■ LISTING
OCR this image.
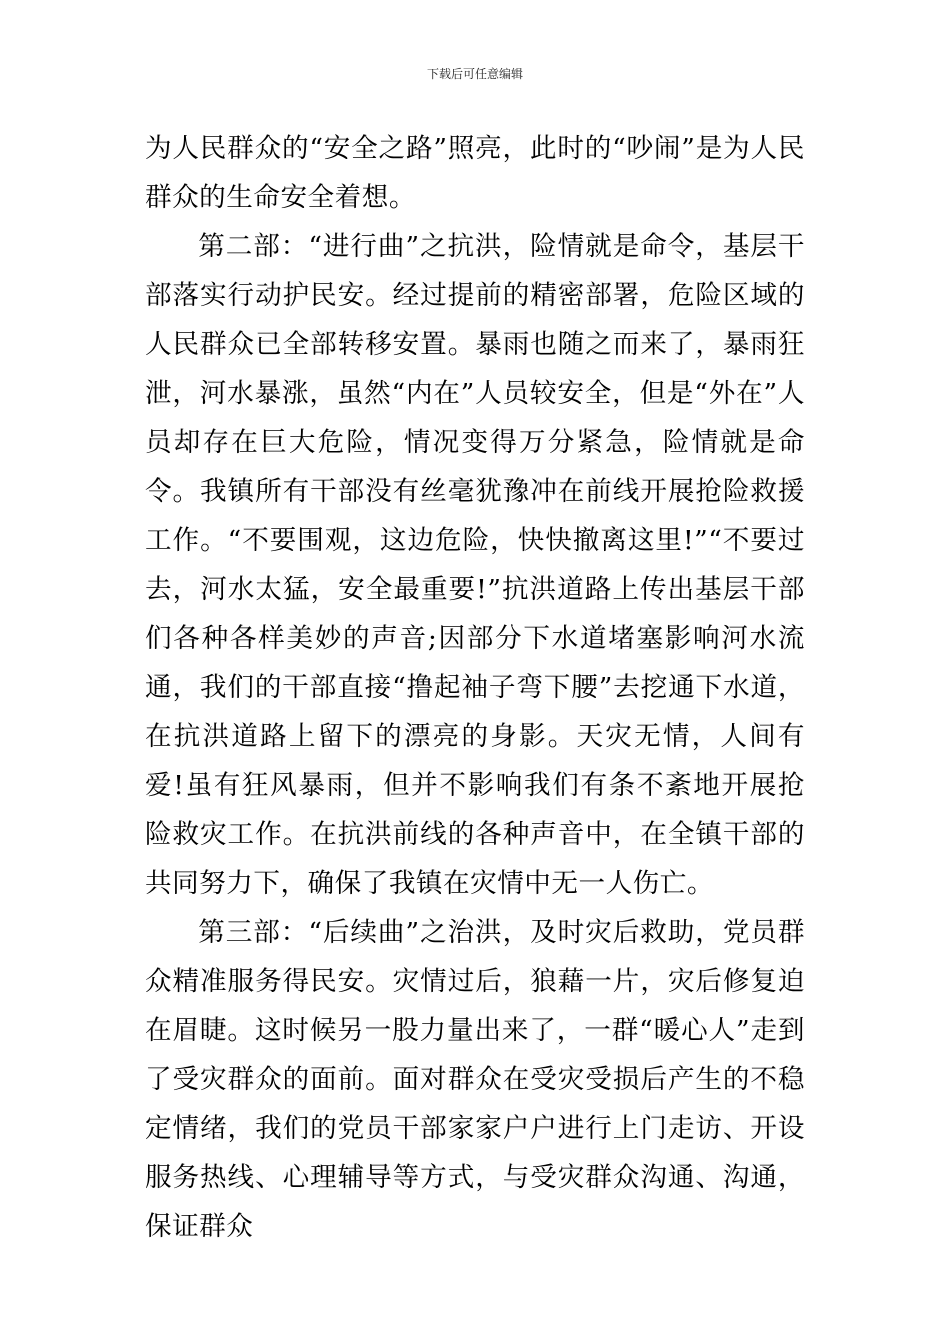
下载后可任意编辑

为人民群众的“安全之路”照亮，此时的“吵闹”是为人民群众的生命安全着想。

第二部：“进行曲”之抗洪，险情就是命令，基层干部落实行动护民安。经过提前的精密部署，危险区域的人民群众已全部转移安置。暴雨也随之而来了，暴雨狂泄，河水暴涨，虽然“内在”人员较安全，但是“外在”人员却存在巨大危险，情况变得万分紧急，险情就是命令。我镇所有干部没有丝毫犹豫冲在前线开展抢险救援工作。“不要围观，这边危险，快快撤离这里!”“不要过去，河水太猛，安全最重要!”抗洪道路上传出基层干部们各种各样美妙的声音;因部分下水道堵塞影响河水流通，我们的干部直接“撸起袖子弯下腰”去挖通下水道，在抗洪道路上留下的漂亮的身影。天灾无情，人间有爱!虽有狂风暴雨，但并不影响我们有条不紊地开展抢险救灾工作。在抗洪前线的各种声音中，在全镇干部的共同努力下，确保了我镇在灾情中无一人伤亡。

第三部：“后续曲”之治洪，及时灾后救助，党员群众精准服务得民安。灾情过后，狼藉一片，灾后修复迫在眉睫。这时候另一股力量出来了，一群“暖心人”走到了受灾群众的面前。面对群众在受灾受损后产生的不稳定情绪，我们的党员干部家家户户进行上门走访、开设服务热线、心理辅导等方式，与受灾群众沟通、沟通，保证群众
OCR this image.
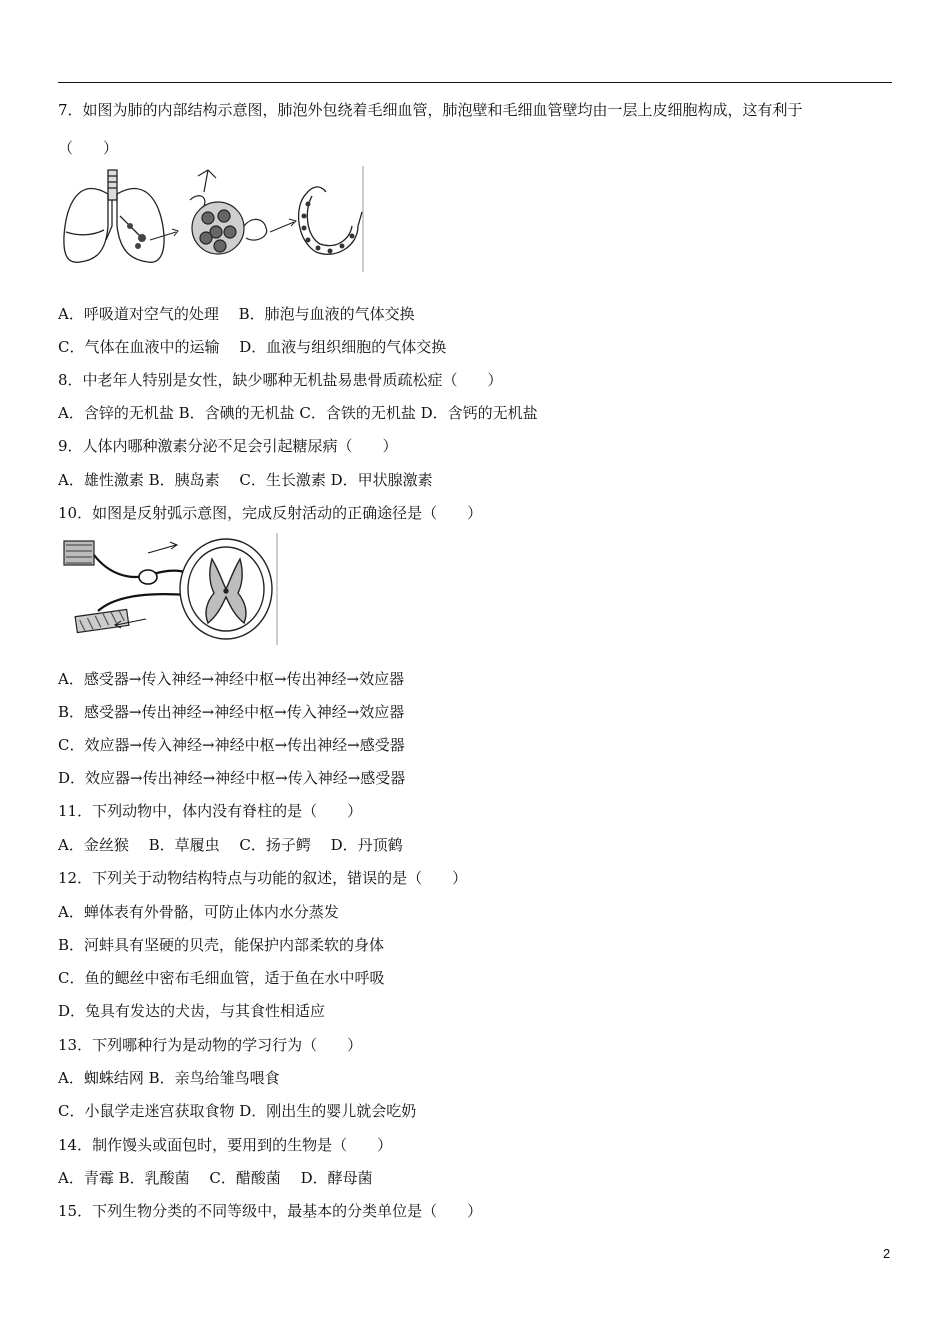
7．如图为肺的内部结构示意图，肺泡外包绕着毛细血管，肺泡壁和毛细血管壁均由一层上皮细胞构成，这有利于
（　　）
A．呼吸道对空气的处理　 B．肺泡与血液的气体交换
C．气体在血液中的运输　 D．血液与组织细胞的气体交换
8．中老年人特别是女性，缺少哪种无机盐易患骨质疏松症（　　）
A．含锌的无机盐 B．含碘的无机盐 C．含铁的无机盐 D．含钙的无机盐
9．人体内哪种激素分泌不足会引起糖尿病（　　）
A．雄性激素 B．胰岛素　 C．生长激素 D．甲状腺激素
10．如图是反射弧示意图，完成反射活动的正确途径是（　　）
A．感受器→传入神经→神经中枢→传出神经→效应器
B．感受器→传出神经→神经中枢→传入神经→效应器
C．效应器→传入神经→神经中枢→传出神经→感受器
D．效应器→传出神经→神经中枢→传入神经→感受器
11．下列动物中，体内没有脊柱的是（　　）
A．金丝猴　 B．草履虫　 C．扬子鳄　 D．丹顶鹤
12．下列关于动物结构特点与功能的叙述，错误的是（　　）
A．蝉体表有外骨骼，可防止体内水分蒸发
B．河蚌具有坚硬的贝壳，能保护内部柔软的身体
C．鱼的鳃丝中密布毛细血管，适于鱼在水中呼吸
D．兔具有发达的犬齿，与其食性相适应
13．下列哪种行为是动物的学习行为（　　）
A．蜘蛛结网 B．亲鸟给雏鸟喂食
C．小鼠学走迷宫获取食物 D．刚出生的婴儿就会吃奶
14．制作馒头或面包时，要用到的生物是（　　）
A．青霉 B．乳酸菌　 C．醋酸菌　 D．酵母菌
15．下列生物分类的不同等级中，最基本的分类单位是（　　）
2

■ DIRECTIVE
Search the data for "传出神经". Copy every line that has it.

■ THE OUTPUT
A．感受器→传入神经→神经中枢→传出神经→效应器
B．感受器→传出神经→神经中枢→传入神经→效应器
C．效应器→传入神经→神经中枢→传出神经→感受器
D．效应器→传出神经→神经中枢→传入神经→感受器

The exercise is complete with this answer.